§ **RECORDS SHOWN**:

______________________________

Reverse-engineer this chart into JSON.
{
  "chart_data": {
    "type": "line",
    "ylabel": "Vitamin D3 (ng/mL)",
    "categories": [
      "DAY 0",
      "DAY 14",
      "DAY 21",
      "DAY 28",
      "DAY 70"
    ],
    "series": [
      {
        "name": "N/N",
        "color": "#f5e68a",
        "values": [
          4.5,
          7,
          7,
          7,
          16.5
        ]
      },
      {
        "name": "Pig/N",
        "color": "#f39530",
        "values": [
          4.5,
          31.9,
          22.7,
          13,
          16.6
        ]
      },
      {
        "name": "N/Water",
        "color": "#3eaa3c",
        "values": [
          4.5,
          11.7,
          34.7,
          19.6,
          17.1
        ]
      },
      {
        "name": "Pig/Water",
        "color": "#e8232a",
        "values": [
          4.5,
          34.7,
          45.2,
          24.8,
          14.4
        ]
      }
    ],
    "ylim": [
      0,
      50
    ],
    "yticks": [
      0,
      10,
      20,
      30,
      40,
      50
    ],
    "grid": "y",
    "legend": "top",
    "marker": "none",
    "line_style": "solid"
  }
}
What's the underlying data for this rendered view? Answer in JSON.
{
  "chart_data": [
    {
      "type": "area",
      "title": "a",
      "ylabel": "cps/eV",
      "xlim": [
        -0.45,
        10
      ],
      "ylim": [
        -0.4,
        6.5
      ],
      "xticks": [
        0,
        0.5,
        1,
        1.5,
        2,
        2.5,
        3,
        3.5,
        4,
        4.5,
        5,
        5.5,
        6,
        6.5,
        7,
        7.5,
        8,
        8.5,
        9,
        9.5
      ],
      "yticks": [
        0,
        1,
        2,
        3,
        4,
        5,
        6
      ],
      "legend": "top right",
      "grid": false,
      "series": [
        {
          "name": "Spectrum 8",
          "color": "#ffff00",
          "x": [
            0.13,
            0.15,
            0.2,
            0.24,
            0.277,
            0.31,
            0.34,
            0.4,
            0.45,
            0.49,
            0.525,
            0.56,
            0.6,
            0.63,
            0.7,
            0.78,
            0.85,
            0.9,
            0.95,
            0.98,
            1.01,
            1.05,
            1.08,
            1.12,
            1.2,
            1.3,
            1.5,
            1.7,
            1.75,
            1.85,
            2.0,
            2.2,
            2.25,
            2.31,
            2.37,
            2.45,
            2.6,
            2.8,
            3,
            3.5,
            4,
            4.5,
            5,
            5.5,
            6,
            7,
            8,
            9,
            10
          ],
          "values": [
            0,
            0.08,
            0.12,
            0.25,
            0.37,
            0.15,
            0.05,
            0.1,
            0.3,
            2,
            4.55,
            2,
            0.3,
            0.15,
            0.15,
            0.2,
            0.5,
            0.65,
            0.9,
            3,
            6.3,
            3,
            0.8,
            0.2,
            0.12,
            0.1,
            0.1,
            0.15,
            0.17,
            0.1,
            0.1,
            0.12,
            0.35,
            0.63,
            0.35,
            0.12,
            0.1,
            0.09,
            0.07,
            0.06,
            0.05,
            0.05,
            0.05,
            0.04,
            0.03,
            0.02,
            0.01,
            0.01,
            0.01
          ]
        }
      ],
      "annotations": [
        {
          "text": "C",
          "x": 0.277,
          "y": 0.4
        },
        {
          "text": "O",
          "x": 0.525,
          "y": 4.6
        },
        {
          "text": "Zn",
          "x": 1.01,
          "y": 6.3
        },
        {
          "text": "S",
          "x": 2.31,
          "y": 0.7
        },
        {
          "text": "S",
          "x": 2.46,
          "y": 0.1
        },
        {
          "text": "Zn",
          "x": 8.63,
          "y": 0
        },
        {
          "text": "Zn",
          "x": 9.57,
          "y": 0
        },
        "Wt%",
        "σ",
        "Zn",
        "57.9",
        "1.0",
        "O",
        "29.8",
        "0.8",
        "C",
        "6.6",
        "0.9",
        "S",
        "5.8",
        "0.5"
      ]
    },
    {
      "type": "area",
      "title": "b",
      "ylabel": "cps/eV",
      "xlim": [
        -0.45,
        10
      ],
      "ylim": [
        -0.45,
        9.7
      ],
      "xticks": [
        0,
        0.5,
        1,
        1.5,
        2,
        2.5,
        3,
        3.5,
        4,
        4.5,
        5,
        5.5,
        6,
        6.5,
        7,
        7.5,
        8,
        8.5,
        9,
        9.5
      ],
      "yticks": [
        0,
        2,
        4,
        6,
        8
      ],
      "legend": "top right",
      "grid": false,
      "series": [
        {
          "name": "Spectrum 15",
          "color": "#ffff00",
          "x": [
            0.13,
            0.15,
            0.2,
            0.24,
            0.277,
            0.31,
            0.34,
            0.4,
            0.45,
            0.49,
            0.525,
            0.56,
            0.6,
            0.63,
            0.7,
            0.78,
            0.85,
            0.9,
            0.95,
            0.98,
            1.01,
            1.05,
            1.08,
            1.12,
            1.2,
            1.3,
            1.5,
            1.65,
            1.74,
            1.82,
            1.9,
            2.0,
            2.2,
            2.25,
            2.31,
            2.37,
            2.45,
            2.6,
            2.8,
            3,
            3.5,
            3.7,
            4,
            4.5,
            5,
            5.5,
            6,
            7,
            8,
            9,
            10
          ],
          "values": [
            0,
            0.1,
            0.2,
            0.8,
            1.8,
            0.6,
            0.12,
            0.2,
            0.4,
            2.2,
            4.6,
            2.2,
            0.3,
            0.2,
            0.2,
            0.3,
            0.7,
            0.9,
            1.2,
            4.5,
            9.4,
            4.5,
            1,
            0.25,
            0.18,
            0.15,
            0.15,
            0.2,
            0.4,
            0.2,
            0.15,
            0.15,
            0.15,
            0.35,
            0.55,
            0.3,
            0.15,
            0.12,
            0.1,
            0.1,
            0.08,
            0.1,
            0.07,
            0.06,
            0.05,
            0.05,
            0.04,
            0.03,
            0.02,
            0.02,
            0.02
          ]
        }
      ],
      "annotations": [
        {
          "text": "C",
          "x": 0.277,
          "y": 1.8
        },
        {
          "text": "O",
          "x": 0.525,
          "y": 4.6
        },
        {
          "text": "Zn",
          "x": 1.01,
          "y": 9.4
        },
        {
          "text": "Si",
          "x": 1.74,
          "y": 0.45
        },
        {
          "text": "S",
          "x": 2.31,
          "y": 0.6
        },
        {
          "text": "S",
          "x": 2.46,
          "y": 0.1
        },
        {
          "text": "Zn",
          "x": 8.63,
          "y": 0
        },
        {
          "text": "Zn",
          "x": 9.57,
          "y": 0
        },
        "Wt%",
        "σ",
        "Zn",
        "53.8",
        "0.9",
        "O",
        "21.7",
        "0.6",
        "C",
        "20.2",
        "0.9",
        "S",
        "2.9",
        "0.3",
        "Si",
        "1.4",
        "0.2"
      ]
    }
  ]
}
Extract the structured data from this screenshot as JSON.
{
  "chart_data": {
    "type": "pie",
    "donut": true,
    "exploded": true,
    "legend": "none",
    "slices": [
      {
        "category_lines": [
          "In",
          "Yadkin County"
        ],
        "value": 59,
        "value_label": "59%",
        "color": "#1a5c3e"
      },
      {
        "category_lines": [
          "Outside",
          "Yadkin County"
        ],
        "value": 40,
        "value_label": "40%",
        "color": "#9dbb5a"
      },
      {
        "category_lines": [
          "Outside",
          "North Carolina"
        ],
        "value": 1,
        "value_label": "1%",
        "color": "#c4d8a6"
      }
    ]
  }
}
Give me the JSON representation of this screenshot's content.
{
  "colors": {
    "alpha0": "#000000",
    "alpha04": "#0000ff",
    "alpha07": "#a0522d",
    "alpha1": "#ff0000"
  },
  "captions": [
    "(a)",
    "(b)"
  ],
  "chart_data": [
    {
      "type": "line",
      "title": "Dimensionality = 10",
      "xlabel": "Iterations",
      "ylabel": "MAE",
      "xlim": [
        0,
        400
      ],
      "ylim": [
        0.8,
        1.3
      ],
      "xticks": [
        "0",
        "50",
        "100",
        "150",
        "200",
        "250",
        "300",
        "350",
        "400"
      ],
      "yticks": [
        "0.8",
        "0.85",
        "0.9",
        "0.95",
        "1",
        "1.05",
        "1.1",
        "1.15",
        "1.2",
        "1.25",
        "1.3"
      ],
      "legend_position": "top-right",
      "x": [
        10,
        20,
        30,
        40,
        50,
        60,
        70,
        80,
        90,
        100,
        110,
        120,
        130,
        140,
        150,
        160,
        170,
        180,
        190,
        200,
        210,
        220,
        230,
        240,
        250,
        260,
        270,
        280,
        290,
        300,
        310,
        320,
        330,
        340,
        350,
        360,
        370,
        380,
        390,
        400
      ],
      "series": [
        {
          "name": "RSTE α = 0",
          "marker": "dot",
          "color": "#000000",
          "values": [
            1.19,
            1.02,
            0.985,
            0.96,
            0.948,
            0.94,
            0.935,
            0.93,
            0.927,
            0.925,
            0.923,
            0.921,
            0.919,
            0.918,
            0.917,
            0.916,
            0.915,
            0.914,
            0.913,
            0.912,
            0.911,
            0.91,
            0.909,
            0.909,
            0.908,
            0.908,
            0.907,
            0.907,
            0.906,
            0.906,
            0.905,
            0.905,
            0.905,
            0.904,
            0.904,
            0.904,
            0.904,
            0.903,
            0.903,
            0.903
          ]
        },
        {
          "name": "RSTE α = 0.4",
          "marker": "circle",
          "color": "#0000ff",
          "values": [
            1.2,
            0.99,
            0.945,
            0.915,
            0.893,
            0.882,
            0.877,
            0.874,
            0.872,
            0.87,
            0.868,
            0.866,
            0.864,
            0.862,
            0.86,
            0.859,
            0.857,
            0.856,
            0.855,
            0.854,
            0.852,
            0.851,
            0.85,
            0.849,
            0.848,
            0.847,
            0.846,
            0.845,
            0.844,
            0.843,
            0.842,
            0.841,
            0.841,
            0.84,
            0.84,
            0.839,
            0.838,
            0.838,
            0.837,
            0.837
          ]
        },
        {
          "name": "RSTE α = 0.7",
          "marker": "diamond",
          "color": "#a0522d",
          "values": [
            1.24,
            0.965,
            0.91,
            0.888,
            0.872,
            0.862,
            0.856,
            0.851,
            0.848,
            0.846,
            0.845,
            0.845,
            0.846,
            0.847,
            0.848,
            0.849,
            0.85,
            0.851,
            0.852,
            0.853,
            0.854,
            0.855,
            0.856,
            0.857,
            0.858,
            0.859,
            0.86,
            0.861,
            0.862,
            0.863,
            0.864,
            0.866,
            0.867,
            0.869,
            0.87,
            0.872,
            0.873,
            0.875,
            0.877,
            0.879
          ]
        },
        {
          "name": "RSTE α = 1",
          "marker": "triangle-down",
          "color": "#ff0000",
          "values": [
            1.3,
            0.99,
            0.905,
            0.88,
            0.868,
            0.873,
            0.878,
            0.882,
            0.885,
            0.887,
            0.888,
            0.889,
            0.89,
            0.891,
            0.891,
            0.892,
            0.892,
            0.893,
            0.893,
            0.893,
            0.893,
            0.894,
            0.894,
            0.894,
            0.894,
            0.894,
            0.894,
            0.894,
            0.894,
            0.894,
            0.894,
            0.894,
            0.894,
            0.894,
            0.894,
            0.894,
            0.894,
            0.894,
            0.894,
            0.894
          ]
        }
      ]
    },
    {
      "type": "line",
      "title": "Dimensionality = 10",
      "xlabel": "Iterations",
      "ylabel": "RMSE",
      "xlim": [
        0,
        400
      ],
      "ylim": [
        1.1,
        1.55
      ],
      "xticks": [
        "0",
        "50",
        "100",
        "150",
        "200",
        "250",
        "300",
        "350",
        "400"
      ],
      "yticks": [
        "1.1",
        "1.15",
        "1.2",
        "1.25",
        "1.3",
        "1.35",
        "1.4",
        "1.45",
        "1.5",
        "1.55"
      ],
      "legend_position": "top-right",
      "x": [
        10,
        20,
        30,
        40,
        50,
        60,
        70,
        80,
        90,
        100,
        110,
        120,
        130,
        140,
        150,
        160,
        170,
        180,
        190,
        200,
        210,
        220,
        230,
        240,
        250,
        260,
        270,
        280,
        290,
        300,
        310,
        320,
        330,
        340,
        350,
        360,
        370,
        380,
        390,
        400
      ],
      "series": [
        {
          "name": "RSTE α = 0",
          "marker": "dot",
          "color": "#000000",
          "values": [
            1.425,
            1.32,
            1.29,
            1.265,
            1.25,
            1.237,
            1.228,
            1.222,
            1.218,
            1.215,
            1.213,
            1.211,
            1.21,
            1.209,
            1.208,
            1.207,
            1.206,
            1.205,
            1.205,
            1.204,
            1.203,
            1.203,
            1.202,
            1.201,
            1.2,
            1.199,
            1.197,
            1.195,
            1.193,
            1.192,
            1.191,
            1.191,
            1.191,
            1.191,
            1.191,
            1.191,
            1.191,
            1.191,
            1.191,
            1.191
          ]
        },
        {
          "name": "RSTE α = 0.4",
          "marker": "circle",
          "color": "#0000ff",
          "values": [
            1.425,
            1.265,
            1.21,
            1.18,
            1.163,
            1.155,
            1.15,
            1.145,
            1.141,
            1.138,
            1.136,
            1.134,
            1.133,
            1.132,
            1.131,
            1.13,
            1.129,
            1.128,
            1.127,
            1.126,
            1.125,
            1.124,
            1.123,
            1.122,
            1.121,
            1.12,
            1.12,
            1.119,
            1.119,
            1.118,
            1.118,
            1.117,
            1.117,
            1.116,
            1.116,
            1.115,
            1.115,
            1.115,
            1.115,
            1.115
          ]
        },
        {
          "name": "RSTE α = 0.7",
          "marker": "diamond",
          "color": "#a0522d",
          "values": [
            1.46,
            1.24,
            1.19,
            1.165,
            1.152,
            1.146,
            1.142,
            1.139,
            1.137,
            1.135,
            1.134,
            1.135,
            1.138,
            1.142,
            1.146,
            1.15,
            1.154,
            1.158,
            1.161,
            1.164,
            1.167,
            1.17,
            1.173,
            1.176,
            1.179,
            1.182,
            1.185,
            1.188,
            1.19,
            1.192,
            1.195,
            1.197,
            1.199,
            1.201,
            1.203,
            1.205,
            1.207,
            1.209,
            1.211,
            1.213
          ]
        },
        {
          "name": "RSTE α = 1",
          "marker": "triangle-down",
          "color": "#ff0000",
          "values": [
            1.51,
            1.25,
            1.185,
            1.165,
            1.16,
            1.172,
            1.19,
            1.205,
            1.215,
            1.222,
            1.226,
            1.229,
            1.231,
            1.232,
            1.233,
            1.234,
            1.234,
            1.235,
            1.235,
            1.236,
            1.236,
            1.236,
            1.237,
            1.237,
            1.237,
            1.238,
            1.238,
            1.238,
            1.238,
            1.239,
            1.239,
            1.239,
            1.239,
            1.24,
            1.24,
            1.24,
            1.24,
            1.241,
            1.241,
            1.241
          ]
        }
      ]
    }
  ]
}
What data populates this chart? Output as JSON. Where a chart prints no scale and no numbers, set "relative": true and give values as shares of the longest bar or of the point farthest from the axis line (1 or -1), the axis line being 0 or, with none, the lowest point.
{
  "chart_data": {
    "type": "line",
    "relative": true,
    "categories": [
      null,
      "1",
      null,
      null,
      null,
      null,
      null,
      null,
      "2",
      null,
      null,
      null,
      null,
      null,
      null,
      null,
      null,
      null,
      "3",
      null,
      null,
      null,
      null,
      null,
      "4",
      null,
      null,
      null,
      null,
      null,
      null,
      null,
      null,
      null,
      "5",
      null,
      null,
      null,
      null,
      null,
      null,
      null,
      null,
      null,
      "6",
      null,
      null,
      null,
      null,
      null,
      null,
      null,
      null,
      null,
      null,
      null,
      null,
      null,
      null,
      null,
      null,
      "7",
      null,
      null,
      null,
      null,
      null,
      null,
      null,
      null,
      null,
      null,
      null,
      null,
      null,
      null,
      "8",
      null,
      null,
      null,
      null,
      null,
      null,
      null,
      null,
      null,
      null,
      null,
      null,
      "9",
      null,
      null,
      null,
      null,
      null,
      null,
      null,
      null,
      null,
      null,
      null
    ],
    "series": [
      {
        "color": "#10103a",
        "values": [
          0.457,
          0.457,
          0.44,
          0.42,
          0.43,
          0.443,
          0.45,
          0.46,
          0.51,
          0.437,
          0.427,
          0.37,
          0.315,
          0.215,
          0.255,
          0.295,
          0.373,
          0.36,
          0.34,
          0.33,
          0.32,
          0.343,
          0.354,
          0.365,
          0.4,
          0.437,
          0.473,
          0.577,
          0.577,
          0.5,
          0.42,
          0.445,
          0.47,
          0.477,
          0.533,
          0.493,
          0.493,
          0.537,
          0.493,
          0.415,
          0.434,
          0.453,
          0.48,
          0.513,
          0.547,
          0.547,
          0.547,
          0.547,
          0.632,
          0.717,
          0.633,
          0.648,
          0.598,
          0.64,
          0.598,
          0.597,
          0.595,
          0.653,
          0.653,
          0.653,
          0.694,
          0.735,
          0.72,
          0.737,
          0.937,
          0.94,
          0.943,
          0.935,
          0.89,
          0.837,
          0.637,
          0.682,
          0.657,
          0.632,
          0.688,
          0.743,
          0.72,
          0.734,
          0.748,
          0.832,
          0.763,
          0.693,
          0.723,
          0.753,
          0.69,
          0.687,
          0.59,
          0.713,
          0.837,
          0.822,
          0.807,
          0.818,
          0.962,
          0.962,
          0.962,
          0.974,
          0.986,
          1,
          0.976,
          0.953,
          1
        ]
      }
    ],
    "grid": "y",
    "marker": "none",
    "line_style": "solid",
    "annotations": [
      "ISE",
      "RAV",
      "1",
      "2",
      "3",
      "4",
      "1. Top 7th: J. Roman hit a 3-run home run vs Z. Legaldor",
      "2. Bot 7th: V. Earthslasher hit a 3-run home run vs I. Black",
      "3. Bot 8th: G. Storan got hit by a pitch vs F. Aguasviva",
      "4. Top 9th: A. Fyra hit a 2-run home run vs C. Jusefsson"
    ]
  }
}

______________________________

§ **EXERCISE TASK**:
Scan the data above; copy every line where "home" appears.

§ **RESPONSE TO THE EXERCISE**:
      "1. Top 7th: J. Roman hit a 3-run home run vs Z. Legaldor",
      "2. Bot 7th: V. Earthslasher hit a 3-run home run vs I. Black",
      "4. Top 9th: A. Fyra hit a 2-run home run vs C. Jusefsson"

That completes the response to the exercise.